**PROBLEM DESCRIPTION:** Every record here needs to be written out again exactly.

Recorded data:
★ ★ ★ ★ ★ ★ ★
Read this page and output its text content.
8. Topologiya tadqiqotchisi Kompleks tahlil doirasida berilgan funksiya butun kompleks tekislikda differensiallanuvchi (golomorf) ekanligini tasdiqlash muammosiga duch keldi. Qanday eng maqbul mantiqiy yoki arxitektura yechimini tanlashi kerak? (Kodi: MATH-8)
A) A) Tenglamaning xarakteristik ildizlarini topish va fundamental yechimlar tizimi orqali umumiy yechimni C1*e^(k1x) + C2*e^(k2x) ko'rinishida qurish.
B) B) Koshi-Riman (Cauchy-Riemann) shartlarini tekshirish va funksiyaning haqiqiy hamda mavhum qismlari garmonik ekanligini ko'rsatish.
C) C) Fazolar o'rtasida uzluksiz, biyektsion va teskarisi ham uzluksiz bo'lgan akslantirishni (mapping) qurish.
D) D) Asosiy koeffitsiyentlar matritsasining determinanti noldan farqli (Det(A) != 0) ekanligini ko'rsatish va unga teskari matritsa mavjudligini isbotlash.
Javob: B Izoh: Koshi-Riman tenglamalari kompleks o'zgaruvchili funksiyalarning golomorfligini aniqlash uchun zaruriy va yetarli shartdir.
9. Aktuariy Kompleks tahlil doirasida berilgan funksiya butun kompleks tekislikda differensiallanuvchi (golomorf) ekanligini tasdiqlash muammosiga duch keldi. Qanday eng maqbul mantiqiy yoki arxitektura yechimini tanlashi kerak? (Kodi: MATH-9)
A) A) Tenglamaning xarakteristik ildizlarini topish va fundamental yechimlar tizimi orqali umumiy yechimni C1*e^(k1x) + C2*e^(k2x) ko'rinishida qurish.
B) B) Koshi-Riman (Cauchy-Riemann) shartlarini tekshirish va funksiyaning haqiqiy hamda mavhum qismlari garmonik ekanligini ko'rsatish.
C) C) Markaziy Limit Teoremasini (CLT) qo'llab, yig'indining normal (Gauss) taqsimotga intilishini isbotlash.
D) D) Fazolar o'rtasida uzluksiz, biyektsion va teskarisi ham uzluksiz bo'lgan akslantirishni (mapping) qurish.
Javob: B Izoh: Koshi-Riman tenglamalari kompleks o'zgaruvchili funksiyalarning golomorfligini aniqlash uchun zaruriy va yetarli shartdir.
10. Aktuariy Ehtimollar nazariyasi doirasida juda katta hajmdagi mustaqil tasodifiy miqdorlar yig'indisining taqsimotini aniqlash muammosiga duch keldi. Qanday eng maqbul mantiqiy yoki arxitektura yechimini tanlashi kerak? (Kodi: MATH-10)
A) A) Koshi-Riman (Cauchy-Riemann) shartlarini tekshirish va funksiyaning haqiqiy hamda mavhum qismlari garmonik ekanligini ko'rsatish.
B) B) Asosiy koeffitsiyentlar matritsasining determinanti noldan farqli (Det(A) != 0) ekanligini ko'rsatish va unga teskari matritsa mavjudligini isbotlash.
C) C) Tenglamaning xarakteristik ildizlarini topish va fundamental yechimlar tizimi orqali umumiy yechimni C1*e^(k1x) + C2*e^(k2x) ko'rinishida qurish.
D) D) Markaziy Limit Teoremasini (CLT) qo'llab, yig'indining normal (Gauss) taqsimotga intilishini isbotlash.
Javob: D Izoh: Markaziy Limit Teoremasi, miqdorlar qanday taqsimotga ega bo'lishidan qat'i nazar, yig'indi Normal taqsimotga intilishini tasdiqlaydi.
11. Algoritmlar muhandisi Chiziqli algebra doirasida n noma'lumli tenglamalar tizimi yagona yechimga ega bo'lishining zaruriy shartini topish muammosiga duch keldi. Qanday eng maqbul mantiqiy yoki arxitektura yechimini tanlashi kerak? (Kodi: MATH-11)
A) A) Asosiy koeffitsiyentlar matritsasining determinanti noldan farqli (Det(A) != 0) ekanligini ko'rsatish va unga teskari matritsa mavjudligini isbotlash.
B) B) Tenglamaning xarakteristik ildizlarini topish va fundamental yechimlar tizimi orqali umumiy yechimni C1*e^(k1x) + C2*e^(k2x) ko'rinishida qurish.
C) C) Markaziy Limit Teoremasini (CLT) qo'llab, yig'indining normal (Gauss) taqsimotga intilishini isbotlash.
★ ★ ★ ★ ★ ★ ★
**WORKED SOLUTION:**
Read this page and output its text content.
8. Topologiya tadqiqotchisi Kompleks tahlil doirasida berilgan funksiya butun kompleks tekislikda differensiallanuvchi (golomorf) ekanligini tasdiqlash muammosiga duch keldi. Qanday eng maqbul mantiqiy yoki arxitektura yechimini tanlashi kerak? (Kodi: MATH-8)
A) A) Tenglamaning xarakteristik ildizlarini topish va fundamental yechimlar tizimi orqali umumiy yechimni C1*e^(k1x) + C2*e^(k2x) ko'rinishida qurish.
B) B) Koshi-Riman (Cauchy-Riemann) shartlarini tekshirish va funksiyaning haqiqiy hamda mavhum qismlari garmonik ekanligini ko'rsatish.
C) C) Fazolar o'rtasida uzluksiz, biyektsion va teskarisi ham uzluksiz bo'lgan akslantirishni (mapping) qurish.
D) D) Asosiy koeffitsiyentlar matritsasining determinanti noldan farqli (Det(A) != 0) ekanligini ko'rsatish va unga teskari matritsa mavjudligini isbotlash.
Javob: B Izoh: Koshi-Riman tenglamalari kompleks o'zgaruvchili funksiyalarning golomorfligini aniqlash uchun zaruriy va yetarli shartdir.
9. Aktuariy Kompleks tahlil doirasida berilgan funksiya butun kompleks tekislikda differensiallanuvchi (golomorf) ekanligini tasdiqlash muammosiga duch keldi. Qanday eng maqbul mantiqiy yoki arxitektura yechimini tanlashi kerak? (Kodi: MATH-9)
A) A) Tenglamaning xarakteristik ildizlarini topish va fundamental yechimlar tizimi orqali umumiy yechimni C1*e^(k1x) + C2*e^(k2x) ko'rinishida qurish.
B) B) Koshi-Riman (Cauchy-Riemann) shartlarini tekshirish va funksiyaning haqiqiy hamda mavhum qismlari garmonik ekanligini ko'rsatish.
C) C) Markaziy Limit Teoremasini (CLT) qo'llab, yig'indining normal (Gauss) taqsimotga intilishini isbotlash.
D) D) Fazolar o'rtasida uzluksiz, biyektsion va teskarisi ham uzluksiz bo'lgan akslantirishni (mapping) qurish.
Javob: B Izoh: Koshi-Riman tenglamalari kompleks o'zgaruvchili funksiyalarning golomorfligini aniqlash uchun zaruriy va yetarli shartdir.
10. Aktuariy Ehtimollar nazariyasi doirasida juda katta hajmdagi mustaqil tasodifiy miqdorlar yig'indisining taqsimotini aniqlash muammosiga duch keldi. Qanday eng maqbul mantiqiy yoki arxitektura yechimini tanlashi kerak? (Kodi: MATH-10)
A) A) Koshi-Riman (Cauchy-Riemann) shartlarini tekshirish va funksiyaning haqiqiy hamda mavhum qismlari garmonik ekanligini ko'rsatish.
B) B) Asosiy koeffitsiyentlar matritsasining determinanti noldan farqli (Det(A) != 0) ekanligini ko'rsatish va unga teskari matritsa mavjudligini isbotlash.
C) C) Tenglamaning xarakteristik ildizlarini topish va fundamental yechimlar tizimi orqali umumiy yechimni C1*e^(k1x) + C2*e^(k2x) ko'rinishida qurish.
D) D) Markaziy Limit Teoremasini (CLT) qo'llab, yig'indining normal (Gauss) taqsimotga intilishini isbotlash.
Javob: D Izoh: Markaziy Limit Teoremasi, miqdorlar qanday taqsimotga ega bo'lishidan qat'i nazar, yig'indi Normal taqsimotga intilishini tasdiqlaydi.
11. Algoritmlar muhandisi Chiziqli algebra doirasida n noma'lumli tenglamalar tizimi yagona yechimga ega bo'lishining zaruriy shartini topish muammosiga duch keldi. Qanday eng maqbul mantiqiy yoki arxitektura yechimini tanlashi kerak? (Kodi: MATH-11)
A) A) Asosiy koeffitsiyentlar matritsasining determinanti noldan farqli (Det(A) != 0) ekanligini ko'rsatish va unga teskari matritsa mavjudligini isbotlash.
B) B) Tenglamaning xarakteristik ildizlarini topish va fundamental yechimlar tizimi orqali umumiy yechimni C1*e^(k1x) + C2*e^(k2x) ko'rinishida qurish.
C) C) Markaziy Limit Teoremasini (CLT) qo'llab, yig'indining normal (Gauss) taqsimotga intilishini isbotlash.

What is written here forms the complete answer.